[THE TASK]: Omit the images, then print each record below exactly as it reads.

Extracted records
>>>>>

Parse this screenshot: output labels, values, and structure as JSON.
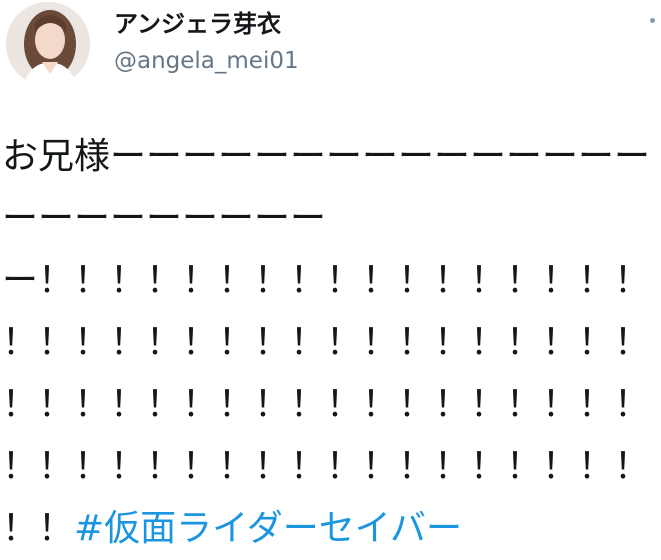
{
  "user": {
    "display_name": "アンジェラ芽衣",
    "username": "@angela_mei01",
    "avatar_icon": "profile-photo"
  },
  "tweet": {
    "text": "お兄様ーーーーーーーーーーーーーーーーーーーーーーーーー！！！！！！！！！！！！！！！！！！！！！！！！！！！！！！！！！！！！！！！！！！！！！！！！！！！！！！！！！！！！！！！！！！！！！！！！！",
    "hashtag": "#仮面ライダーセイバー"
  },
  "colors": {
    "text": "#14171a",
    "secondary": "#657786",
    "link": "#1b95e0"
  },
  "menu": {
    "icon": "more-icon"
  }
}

<<<<<

[RESPONSE TO THIS TASK]:
Parse this screenshot: output labels, values, and structure as JSON.
{
  "user": {
    "display_name": "アンジェラ芽衣",
    "username": "@angela_mei01",
    "avatar_icon": "profile-photo"
  },
  "tweet": {
    "text": "お兄様ーーーーーーーーーーーーーーーーーーーーーーーーー！！！！！！！！！！！！！！！！！！！！！！！！！！！！！！！！！！！！！！！！！！！！！！！！！！！！！！！！！！！！！！！！！！！！！！！！！",
    "hashtag": "#仮面ライダーセイバー"
  },
  "colors": {
    "text": "#14171a",
    "secondary": "#657786",
    "link": "#1b95e0"
  },
  "menu": {
    "icon": "more-icon"
  }
}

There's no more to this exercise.